Work to do -> Give the material once more, word for word, without any images.

Source material ->

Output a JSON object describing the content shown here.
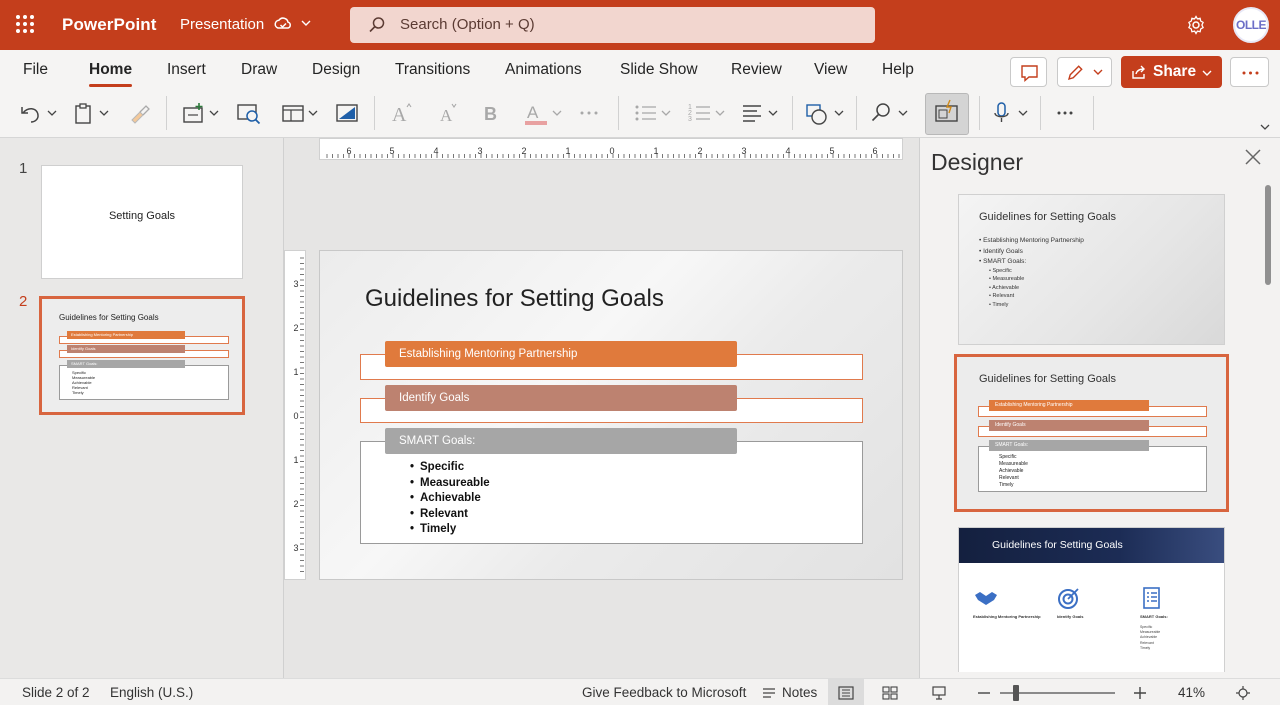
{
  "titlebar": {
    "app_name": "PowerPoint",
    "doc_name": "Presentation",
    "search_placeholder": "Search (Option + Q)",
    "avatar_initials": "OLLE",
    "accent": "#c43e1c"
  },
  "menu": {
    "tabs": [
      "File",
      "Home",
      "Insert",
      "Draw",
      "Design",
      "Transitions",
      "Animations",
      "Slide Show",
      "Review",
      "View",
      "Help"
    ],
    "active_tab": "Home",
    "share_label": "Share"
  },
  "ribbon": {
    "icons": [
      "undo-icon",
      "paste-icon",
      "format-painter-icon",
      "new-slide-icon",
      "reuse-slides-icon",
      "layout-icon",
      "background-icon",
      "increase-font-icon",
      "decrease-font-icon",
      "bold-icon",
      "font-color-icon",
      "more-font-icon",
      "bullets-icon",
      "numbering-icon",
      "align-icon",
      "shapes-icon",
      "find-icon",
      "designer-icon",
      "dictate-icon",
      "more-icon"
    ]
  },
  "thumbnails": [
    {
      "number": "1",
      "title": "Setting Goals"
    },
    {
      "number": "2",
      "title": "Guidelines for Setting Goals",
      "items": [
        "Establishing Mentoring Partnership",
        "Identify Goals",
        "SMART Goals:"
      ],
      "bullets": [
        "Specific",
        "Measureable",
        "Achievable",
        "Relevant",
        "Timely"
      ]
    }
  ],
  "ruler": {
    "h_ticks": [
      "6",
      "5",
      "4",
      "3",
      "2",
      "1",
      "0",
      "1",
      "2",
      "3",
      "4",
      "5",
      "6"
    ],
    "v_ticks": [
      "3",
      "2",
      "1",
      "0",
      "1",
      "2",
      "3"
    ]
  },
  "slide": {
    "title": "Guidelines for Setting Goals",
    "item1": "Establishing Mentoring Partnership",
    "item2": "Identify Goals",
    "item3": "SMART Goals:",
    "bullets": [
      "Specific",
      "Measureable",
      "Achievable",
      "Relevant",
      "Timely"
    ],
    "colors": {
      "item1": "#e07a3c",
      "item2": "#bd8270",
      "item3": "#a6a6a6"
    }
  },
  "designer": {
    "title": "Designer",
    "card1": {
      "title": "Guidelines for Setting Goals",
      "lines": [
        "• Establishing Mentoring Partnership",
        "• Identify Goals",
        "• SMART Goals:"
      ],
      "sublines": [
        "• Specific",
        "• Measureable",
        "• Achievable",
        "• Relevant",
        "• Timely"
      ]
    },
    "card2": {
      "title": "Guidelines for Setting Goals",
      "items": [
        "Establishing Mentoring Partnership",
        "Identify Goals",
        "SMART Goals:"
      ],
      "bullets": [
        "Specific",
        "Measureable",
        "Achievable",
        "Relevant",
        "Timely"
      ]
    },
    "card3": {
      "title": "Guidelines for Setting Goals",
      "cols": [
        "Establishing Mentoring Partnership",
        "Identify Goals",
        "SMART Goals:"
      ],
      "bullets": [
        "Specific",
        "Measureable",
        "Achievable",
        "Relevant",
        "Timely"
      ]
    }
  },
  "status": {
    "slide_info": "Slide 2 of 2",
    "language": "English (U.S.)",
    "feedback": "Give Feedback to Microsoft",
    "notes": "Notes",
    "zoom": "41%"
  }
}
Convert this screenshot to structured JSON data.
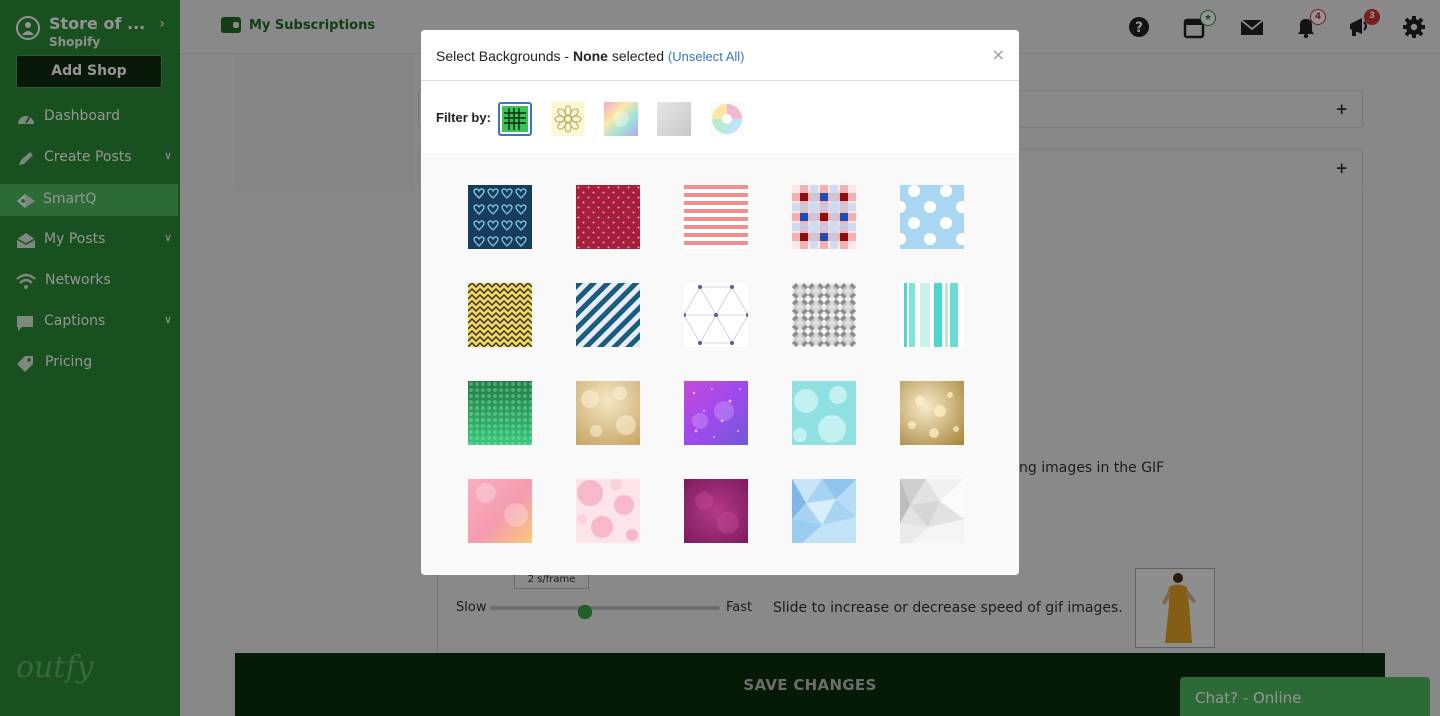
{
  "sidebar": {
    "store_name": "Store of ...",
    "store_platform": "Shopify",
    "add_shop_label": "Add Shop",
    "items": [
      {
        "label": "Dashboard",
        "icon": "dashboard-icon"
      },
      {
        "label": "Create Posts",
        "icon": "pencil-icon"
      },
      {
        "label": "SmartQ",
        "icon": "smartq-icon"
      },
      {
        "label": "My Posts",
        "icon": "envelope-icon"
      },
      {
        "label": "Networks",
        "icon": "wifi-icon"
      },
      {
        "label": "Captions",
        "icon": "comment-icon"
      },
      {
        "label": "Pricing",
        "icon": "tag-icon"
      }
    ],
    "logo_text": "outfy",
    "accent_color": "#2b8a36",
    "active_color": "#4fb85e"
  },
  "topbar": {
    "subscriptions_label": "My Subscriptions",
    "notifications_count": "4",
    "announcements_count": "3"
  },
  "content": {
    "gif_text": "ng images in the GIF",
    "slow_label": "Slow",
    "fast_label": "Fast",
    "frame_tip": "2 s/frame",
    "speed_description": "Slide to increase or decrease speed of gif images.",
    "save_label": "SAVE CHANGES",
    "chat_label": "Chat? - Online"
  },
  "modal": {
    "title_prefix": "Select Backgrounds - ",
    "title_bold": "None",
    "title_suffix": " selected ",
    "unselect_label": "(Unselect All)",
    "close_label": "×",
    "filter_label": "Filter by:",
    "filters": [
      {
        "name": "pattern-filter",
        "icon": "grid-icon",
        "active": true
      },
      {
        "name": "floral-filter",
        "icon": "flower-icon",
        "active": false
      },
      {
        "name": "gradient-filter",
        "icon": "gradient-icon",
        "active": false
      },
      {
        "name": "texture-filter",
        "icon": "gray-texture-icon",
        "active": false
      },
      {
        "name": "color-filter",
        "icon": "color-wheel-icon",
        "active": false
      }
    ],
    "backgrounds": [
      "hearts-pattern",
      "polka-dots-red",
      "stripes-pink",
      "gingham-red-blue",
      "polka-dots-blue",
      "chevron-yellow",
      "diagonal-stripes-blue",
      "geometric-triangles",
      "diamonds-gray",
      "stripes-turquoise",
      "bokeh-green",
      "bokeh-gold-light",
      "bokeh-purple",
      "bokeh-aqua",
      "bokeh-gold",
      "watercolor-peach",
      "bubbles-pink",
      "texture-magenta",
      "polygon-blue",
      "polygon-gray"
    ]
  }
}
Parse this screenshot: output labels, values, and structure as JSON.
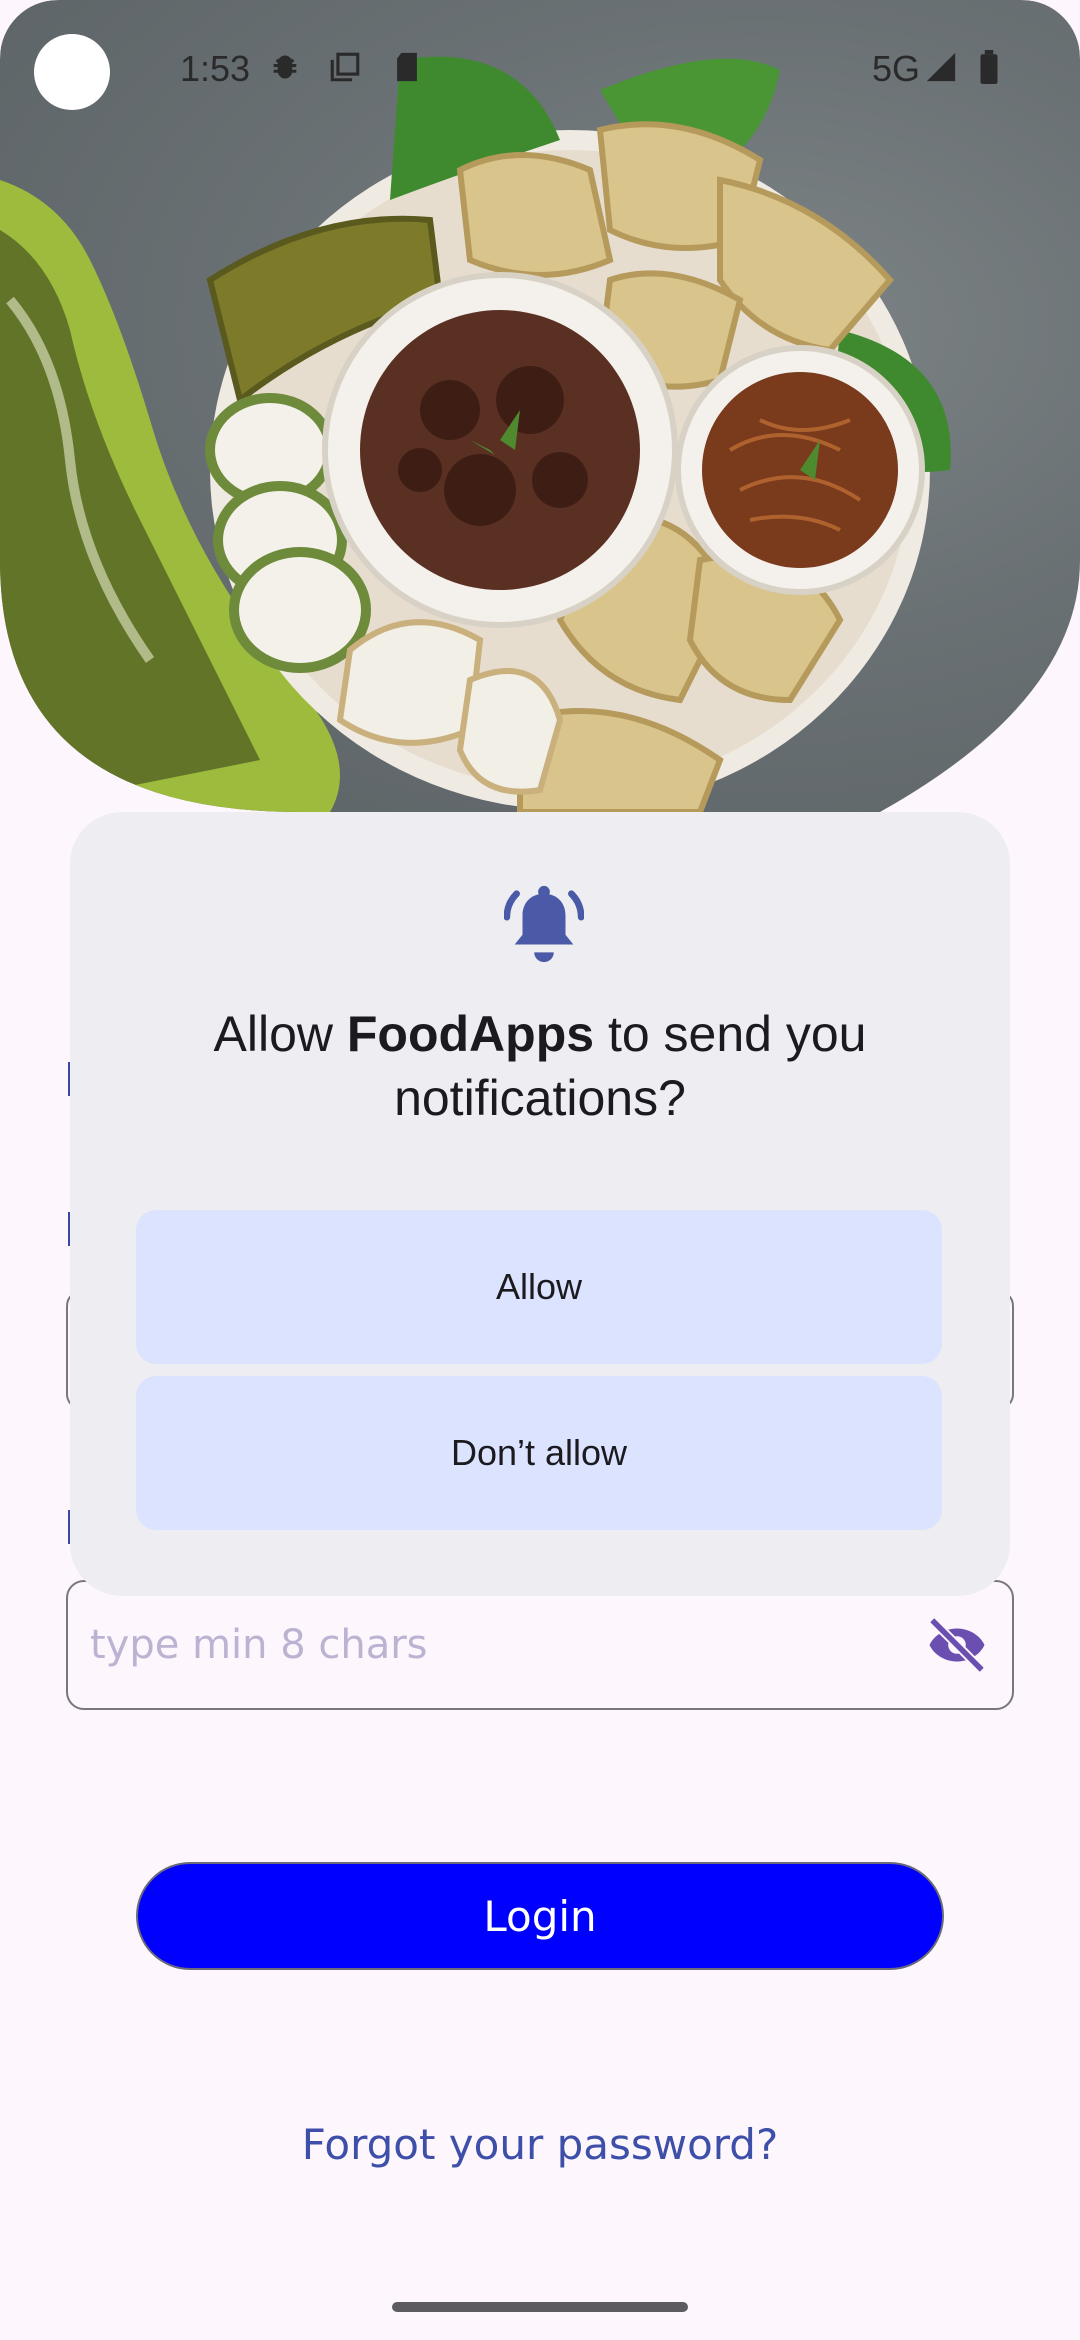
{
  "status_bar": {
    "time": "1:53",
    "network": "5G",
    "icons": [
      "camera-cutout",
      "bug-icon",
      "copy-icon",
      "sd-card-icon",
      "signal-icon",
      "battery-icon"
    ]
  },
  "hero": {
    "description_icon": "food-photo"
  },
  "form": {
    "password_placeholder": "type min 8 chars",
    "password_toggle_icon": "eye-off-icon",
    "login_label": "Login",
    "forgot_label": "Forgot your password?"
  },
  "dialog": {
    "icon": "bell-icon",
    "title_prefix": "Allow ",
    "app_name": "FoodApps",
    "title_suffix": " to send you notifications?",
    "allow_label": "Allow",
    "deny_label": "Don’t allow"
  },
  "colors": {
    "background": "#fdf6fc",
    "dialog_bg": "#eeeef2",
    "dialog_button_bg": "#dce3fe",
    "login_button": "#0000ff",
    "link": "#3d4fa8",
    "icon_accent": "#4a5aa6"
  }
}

Solution to this exercise ->
Output a JSON object describing the content shown here.
{
  "titlebar": {
    "app_name": "PowerPoint",
    "doc_name": "Presentation",
    "search_placeholder": "Search (Option + Q)",
    "avatar_initials": "OLLE",
    "accent": "#c43e1c"
  },
  "menu": {
    "tabs": [
      "File",
      "Home",
      "Insert",
      "Draw",
      "Design",
      "Transitions",
      "Animations",
      "Slide Show",
      "Review",
      "View",
      "Help"
    ],
    "active_tab": "Home",
    "share_label": "Share"
  },
  "ribbon": {
    "icons": [
      "undo-icon",
      "paste-icon",
      "format-painter-icon",
      "new-slide-icon",
      "reuse-slides-icon",
      "layout-icon",
      "background-icon",
      "increase-font-icon",
      "decrease-font-icon",
      "bold-icon",
      "font-color-icon",
      "more-font-icon",
      "bullets-icon",
      "numbering-icon",
      "align-icon",
      "shapes-icon",
      "find-icon",
      "designer-icon",
      "dictate-icon",
      "more-icon"
    ]
  },
  "thumbnails": [
    {
      "number": "1",
      "title": "Setting Goals"
    },
    {
      "number": "2",
      "title": "Guidelines for Setting Goals",
      "items": [
        "Establishing Mentoring Partnership",
        "Identify Goals",
        "SMART Goals:"
      ],
      "bullets": [
        "Specific",
        "Measureable",
        "Achievable",
        "Relevant",
        "Timely"
      ]
    }
  ],
  "ruler": {
    "h_ticks": [
      "6",
      "5",
      "4",
      "3",
      "2",
      "1",
      "0",
      "1",
      "2",
      "3",
      "4",
      "5",
      "6"
    ],
    "v_ticks": [
      "3",
      "2",
      "1",
      "0",
      "1",
      "2",
      "3"
    ]
  },
  "slide": {
    "title": "Guidelines for Setting Goals",
    "item1": "Establishing Mentoring Partnership",
    "item2": "Identify Goals",
    "item3": "SMART Goals:",
    "bullets": [
      "Specific",
      "Measureable",
      "Achievable",
      "Relevant",
      "Timely"
    ],
    "colors": {
      "item1": "#e07a3c",
      "item2": "#bd8270",
      "item3": "#a6a6a6"
    }
  },
  "designer": {
    "title": "Designer",
    "card1": {
      "title": "Guidelines for Setting Goals",
      "lines": [
        "• Establishing Mentoring Partnership",
        "• Identify Goals",
        "• SMART Goals:"
      ],
      "sublines": [
        "• Specific",
        "• Measureable",
        "• Achievable",
        "• Relevant",
        "• Timely"
      ]
    },
    "card2": {
      "title": "Guidelines for Setting Goals",
      "items": [
        "Establishing Mentoring Partnership",
        "Identify Goals",
        "SMART Goals:"
      ],
      "bullets": [
        "Specific",
        "Measureable",
        "Achievable",
        "Relevant",
        "Timely"
      ]
    },
    "card3": {
      "title": "Guidelines for Setting Goals",
      "cols": [
        "Establishing Mentoring Partnership",
        "Identify Goals",
        "SMART Goals:"
      ],
      "bullets": [
        "Specific",
        "Measureable",
        "Achievable",
        "Relevant",
        "Timely"
      ]
    }
  },
  "status": {
    "slide_info": "Slide 2 of 2",
    "language": "English (U.S.)",
    "feedback": "Give Feedback to Microsoft",
    "notes": "Notes",
    "zoom": "41%"
  }
}
Convert this screenshot to structured JSON data.
{
  "sidebar": {
    "store_name": "Store of ...",
    "store_platform": "Shopify",
    "add_shop_label": "Add Shop",
    "items": [
      {
        "label": "Dashboard",
        "icon": "dashboard-icon"
      },
      {
        "label": "Create Posts",
        "icon": "pencil-icon"
      },
      {
        "label": "SmartQ",
        "icon": "smartq-icon"
      },
      {
        "label": "My Posts",
        "icon": "envelope-icon"
      },
      {
        "label": "Networks",
        "icon": "wifi-icon"
      },
      {
        "label": "Captions",
        "icon": "comment-icon"
      },
      {
        "label": "Pricing",
        "icon": "tag-icon"
      }
    ],
    "logo_text": "outfy",
    "accent_color": "#2b8a36",
    "active_color": "#4fb85e"
  },
  "topbar": {
    "subscriptions_label": "My Subscriptions",
    "notifications_count": "4",
    "announcements_count": "3"
  },
  "content": {
    "gif_text": "ng images in the GIF",
    "slow_label": "Slow",
    "fast_label": "Fast",
    "frame_tip": "2 s/frame",
    "speed_description": "Slide to increase or decrease speed of gif images.",
    "save_label": "SAVE CHANGES",
    "chat_label": "Chat? - Online"
  },
  "modal": {
    "title_prefix": "Select Backgrounds - ",
    "title_bold": "None",
    "title_suffix": " selected ",
    "unselect_label": "(Unselect All)",
    "close_label": "×",
    "filter_label": "Filter by:",
    "filters": [
      {
        "name": "pattern-filter",
        "icon": "grid-icon",
        "active": true
      },
      {
        "name": "floral-filter",
        "icon": "flower-icon",
        "active": false
      },
      {
        "name": "gradient-filter",
        "icon": "gradient-icon",
        "active": false
      },
      {
        "name": "texture-filter",
        "icon": "gray-texture-icon",
        "active": false
      },
      {
        "name": "color-filter",
        "icon": "color-wheel-icon",
        "active": false
      }
    ],
    "backgrounds": [
      "hearts-pattern",
      "polka-dots-red",
      "stripes-pink",
      "gingham-red-blue",
      "polka-dots-blue",
      "chevron-yellow",
      "diagonal-stripes-blue",
      "geometric-triangles",
      "diamonds-gray",
      "stripes-turquoise",
      "bokeh-green",
      "bokeh-gold-light",
      "bokeh-purple",
      "bokeh-aqua",
      "bokeh-gold",
      "watercolor-peach",
      "bubbles-pink",
      "texture-magenta",
      "polygon-blue",
      "polygon-gray"
    ]
  }
}
Parse this screenshot: output labels, values, and structure as JSON.
{
  "status_bar": {
    "time": "1:53",
    "network": "5G",
    "icons": [
      "camera-cutout",
      "bug-icon",
      "copy-icon",
      "sd-card-icon",
      "signal-icon",
      "battery-icon"
    ]
  },
  "hero": {
    "description_icon": "food-photo"
  },
  "form": {
    "password_placeholder": "type min 8 chars",
    "password_toggle_icon": "eye-off-icon",
    "login_label": "Login",
    "forgot_label": "Forgot your password?"
  },
  "dialog": {
    "icon": "bell-icon",
    "title_prefix": "Allow ",
    "app_name": "FoodApps",
    "title_suffix": " to send you notifications?",
    "allow_label": "Allow",
    "deny_label": "Don’t allow"
  },
  "colors": {
    "background": "#fdf6fc",
    "dialog_bg": "#eeeef2",
    "dialog_button_bg": "#dce3fe",
    "login_button": "#0000ff",
    "link": "#3d4fa8",
    "icon_accent": "#4a5aa6"
  }
}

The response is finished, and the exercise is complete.